[Work instructions]: Filter the listing below, copying every line in which the word "crear" appears.

[Data entries]:
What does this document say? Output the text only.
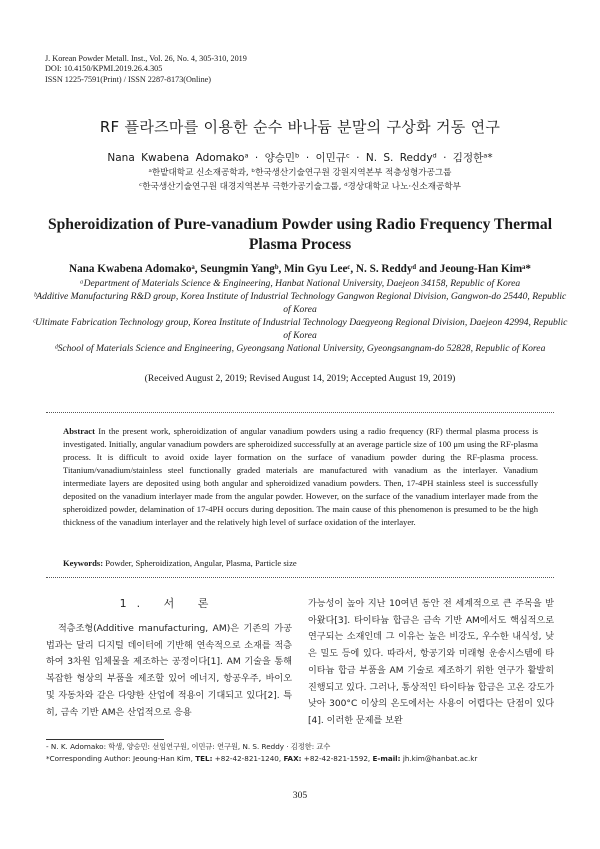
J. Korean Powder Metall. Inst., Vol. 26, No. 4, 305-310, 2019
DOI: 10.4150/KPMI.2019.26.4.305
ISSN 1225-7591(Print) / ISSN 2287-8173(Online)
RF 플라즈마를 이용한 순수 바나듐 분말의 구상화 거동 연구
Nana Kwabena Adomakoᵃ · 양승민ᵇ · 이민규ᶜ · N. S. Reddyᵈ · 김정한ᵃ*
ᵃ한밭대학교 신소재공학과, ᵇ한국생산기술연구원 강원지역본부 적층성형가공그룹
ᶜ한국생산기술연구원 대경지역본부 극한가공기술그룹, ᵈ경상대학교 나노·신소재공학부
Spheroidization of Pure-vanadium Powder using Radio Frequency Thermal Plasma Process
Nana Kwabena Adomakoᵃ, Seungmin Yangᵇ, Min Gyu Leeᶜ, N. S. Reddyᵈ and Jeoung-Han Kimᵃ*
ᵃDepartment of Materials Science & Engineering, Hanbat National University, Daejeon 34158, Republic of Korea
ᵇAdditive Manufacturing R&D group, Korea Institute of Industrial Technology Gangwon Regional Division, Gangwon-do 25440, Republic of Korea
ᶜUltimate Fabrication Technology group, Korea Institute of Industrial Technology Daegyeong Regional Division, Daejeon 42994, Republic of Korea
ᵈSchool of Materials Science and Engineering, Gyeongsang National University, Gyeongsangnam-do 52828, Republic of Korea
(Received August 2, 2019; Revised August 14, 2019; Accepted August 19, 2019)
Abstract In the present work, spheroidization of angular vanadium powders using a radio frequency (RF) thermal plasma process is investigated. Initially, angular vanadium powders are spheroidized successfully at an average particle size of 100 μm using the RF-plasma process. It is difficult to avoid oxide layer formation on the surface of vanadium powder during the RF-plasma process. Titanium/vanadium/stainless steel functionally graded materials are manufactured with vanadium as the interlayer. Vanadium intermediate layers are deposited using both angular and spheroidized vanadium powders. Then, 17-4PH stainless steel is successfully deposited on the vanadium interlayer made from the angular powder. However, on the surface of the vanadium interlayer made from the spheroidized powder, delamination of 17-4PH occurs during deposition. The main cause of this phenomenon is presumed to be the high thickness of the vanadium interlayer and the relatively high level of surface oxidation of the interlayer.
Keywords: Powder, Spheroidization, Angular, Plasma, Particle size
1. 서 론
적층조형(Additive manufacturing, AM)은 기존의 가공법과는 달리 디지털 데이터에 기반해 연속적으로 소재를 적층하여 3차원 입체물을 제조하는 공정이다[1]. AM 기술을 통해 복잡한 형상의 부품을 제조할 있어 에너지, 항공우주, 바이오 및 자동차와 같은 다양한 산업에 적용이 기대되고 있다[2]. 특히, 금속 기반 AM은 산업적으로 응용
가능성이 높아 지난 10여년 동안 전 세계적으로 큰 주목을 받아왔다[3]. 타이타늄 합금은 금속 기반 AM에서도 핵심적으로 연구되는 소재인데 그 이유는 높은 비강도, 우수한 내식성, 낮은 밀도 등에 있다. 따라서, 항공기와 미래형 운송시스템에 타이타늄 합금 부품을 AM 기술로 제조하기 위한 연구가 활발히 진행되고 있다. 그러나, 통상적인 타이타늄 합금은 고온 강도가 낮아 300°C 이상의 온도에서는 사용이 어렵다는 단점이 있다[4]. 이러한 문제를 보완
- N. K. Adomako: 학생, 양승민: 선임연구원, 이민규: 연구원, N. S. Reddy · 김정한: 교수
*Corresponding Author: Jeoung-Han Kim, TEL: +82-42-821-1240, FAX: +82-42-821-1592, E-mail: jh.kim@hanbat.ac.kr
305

...

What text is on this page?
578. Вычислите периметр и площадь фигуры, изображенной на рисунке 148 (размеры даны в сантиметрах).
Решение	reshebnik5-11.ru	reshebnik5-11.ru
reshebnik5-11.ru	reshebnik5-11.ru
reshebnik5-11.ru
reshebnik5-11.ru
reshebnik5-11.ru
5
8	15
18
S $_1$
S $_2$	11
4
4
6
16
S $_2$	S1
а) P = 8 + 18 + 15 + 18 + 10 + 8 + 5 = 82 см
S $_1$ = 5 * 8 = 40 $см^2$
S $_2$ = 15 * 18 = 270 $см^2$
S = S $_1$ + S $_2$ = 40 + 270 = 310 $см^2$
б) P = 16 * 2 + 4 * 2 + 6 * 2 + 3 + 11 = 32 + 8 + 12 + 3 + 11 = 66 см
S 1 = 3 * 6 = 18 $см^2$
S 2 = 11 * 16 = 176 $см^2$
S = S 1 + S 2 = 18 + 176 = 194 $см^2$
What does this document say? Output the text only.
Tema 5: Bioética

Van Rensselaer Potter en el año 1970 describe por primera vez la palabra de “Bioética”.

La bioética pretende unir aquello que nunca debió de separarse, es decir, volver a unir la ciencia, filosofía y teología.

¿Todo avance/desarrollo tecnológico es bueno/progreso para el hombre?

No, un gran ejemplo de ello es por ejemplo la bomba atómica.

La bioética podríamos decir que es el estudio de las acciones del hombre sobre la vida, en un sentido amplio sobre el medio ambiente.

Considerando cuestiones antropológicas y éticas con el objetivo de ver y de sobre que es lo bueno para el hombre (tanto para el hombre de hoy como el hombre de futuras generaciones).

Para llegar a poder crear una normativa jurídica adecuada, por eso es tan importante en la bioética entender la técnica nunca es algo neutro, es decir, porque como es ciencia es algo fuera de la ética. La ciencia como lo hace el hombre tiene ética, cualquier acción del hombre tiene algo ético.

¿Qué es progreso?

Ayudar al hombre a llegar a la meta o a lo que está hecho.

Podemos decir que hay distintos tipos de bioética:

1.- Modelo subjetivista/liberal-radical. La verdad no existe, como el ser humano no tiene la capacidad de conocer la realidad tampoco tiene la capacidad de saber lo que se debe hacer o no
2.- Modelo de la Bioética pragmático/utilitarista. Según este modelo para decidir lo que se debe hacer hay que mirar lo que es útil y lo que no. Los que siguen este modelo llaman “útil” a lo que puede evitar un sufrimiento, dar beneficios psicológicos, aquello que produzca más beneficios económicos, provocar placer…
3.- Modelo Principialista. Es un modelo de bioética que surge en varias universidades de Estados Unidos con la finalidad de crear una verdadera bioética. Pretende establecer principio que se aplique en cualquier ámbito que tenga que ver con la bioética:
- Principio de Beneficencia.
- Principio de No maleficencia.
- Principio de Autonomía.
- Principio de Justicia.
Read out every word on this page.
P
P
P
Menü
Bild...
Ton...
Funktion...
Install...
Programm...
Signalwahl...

[Answer to the task]:
Para llegar a poder crear una normativa jurídica adecuada, por eso es tan importante en la bioética entender la técnica nunca es algo neutro, es decir, porque como es ciencia es algo fuera de la ética. La ciencia como lo hace el hombre tiene ética, cualquier acción del hombre tiene algo ético.
3.- Modelo Principialista. Es un modelo de bioética que surge en varias universidades de Estados Unidos con la finalidad de crear una verdadera bioética. Pretende establecer principio que se aplique en cualquier ámbito que tenga que ver con la bioética:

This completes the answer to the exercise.